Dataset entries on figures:

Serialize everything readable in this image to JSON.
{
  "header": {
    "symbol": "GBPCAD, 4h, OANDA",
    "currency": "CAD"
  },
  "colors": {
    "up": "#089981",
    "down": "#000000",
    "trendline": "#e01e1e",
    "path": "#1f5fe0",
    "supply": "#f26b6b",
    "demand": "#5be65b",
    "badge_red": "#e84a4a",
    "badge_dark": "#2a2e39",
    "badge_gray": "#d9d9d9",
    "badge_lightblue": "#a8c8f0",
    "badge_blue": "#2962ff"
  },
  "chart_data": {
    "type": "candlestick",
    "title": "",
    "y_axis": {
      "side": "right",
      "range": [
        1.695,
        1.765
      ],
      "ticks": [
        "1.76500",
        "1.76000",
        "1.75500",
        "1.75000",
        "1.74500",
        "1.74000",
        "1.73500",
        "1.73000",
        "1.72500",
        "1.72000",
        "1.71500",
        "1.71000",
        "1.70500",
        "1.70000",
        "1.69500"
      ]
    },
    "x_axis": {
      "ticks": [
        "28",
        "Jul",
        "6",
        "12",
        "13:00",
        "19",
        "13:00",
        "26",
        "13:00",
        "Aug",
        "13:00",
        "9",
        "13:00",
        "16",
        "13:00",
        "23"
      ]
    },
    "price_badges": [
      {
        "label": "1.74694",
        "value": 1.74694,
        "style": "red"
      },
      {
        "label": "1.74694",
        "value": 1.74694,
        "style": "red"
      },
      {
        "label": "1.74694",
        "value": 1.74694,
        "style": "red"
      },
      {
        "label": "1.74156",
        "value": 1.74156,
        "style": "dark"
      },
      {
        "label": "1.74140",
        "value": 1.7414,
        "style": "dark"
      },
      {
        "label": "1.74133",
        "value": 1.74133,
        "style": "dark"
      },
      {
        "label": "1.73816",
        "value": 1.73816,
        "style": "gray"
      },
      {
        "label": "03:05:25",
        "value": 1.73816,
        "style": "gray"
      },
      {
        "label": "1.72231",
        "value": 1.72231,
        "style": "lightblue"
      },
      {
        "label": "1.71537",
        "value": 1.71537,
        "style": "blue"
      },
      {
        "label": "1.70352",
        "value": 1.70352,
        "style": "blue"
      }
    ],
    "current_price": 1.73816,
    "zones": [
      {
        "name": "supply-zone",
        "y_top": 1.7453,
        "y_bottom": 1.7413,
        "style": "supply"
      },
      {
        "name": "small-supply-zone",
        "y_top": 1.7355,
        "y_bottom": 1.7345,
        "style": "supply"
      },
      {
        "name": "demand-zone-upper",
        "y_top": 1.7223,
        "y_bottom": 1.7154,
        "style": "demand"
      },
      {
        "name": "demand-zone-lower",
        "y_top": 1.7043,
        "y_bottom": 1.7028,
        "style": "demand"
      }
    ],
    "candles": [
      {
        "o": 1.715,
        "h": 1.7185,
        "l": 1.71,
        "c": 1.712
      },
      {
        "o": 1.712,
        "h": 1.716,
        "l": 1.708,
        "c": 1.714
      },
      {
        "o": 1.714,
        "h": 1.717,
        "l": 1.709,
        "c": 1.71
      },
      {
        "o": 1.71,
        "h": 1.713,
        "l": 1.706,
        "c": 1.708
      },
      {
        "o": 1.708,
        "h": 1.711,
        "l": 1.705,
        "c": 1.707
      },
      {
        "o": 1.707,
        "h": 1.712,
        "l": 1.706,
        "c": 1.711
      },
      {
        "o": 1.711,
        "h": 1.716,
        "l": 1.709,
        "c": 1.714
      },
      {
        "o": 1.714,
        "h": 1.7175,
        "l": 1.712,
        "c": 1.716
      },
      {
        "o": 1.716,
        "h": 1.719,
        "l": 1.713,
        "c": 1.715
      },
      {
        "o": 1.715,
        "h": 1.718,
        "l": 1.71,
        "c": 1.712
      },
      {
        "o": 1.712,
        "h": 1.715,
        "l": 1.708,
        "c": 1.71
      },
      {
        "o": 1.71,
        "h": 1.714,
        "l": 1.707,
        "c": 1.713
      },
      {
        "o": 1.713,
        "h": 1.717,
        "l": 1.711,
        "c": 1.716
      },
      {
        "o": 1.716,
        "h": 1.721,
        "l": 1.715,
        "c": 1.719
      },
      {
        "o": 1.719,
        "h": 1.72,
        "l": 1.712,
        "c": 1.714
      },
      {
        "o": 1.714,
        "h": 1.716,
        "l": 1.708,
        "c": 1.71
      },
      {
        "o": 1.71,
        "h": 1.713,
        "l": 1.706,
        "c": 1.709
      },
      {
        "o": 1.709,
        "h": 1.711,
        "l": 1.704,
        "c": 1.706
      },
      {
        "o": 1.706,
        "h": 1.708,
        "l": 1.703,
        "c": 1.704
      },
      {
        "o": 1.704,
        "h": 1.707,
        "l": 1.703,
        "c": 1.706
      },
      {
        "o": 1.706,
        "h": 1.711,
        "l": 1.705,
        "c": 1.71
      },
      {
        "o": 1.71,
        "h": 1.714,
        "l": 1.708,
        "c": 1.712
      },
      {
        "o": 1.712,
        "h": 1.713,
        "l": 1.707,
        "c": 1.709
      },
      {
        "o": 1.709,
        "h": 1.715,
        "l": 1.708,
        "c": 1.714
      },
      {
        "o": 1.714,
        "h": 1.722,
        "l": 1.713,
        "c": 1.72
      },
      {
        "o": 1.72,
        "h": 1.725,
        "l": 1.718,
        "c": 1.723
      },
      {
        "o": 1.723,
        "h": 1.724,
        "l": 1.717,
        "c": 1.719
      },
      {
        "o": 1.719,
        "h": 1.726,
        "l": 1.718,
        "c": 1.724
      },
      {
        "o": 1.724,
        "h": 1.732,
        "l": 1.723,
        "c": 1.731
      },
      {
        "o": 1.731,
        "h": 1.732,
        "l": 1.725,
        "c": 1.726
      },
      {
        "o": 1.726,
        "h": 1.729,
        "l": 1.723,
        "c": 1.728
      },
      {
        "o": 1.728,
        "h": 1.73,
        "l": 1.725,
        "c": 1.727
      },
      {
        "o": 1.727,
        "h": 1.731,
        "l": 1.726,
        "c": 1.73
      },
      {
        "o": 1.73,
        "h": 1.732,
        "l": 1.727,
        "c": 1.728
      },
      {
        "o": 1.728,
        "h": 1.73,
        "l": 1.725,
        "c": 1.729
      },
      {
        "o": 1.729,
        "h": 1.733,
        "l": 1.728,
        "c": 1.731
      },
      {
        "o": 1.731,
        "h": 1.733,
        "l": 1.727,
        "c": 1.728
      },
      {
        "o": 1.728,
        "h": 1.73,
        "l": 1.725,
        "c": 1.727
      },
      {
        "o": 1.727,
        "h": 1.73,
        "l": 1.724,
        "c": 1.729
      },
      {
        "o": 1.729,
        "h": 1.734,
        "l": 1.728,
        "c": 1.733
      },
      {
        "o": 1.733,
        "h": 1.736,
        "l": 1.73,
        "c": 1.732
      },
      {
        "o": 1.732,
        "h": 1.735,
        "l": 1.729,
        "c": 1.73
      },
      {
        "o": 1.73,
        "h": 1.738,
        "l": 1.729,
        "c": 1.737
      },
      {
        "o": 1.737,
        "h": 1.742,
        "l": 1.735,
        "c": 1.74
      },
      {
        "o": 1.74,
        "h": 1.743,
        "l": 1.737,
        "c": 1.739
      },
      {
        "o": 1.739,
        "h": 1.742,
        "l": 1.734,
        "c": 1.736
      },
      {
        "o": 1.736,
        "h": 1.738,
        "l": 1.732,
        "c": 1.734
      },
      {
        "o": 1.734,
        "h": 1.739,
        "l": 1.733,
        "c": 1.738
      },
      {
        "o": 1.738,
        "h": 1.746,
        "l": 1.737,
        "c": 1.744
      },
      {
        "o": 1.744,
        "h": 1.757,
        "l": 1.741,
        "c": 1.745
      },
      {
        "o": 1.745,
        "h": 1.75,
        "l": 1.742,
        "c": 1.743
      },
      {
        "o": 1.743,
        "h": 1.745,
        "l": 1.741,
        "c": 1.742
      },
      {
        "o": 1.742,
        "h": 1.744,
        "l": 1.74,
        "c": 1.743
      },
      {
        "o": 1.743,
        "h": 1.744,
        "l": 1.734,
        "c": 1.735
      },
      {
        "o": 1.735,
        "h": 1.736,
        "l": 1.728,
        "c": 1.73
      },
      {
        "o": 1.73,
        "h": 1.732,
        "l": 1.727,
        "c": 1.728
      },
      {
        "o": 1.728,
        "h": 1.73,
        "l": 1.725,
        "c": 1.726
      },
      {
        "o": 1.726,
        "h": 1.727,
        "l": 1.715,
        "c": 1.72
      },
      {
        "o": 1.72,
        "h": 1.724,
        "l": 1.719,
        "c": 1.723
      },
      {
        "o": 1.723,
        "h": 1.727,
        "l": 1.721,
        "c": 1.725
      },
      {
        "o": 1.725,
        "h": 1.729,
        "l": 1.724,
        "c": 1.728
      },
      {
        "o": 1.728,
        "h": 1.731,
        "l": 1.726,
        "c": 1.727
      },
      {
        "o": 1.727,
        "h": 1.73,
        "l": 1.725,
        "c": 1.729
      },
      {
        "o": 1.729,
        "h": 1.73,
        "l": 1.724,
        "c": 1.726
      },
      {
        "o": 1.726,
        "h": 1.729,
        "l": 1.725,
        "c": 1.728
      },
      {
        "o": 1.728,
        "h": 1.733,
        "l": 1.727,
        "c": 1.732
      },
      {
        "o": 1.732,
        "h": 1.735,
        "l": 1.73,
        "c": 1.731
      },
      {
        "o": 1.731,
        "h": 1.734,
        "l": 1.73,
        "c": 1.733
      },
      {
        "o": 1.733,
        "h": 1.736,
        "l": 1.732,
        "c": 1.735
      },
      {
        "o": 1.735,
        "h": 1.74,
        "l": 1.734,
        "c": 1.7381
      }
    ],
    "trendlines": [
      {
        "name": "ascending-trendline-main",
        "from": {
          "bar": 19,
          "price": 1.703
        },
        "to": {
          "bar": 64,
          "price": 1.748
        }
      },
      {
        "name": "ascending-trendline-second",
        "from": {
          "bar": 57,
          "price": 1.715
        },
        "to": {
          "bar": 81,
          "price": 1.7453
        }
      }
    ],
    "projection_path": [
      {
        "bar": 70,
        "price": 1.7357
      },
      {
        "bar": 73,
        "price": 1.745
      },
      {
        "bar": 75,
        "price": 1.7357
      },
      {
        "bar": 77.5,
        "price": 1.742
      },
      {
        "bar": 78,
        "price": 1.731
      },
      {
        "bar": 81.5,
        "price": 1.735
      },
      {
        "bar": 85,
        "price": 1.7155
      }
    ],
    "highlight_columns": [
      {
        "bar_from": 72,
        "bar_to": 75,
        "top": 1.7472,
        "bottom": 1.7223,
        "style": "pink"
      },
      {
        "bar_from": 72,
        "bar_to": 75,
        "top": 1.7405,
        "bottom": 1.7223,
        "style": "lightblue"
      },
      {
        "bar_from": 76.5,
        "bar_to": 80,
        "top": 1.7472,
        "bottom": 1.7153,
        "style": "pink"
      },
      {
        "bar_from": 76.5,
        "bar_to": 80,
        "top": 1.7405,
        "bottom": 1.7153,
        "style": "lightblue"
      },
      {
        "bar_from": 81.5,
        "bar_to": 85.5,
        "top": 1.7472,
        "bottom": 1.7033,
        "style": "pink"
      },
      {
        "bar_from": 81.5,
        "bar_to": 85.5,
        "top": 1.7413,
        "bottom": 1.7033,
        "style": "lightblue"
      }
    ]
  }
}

◆ What the task asks: Pull every line containing "value" from the material above.

◆ Output for this exercise:
        "value": 1.74694,
        "value": 1.74694,
        "value": 1.74694,
        "value": 1.74156,
        "value": 1.7414,
        "value": 1.74133,
        "value": 1.73816,
        "value": 1.73816,
        "value": 1.72231,
        "value": 1.71537,
        "value": 1.70352,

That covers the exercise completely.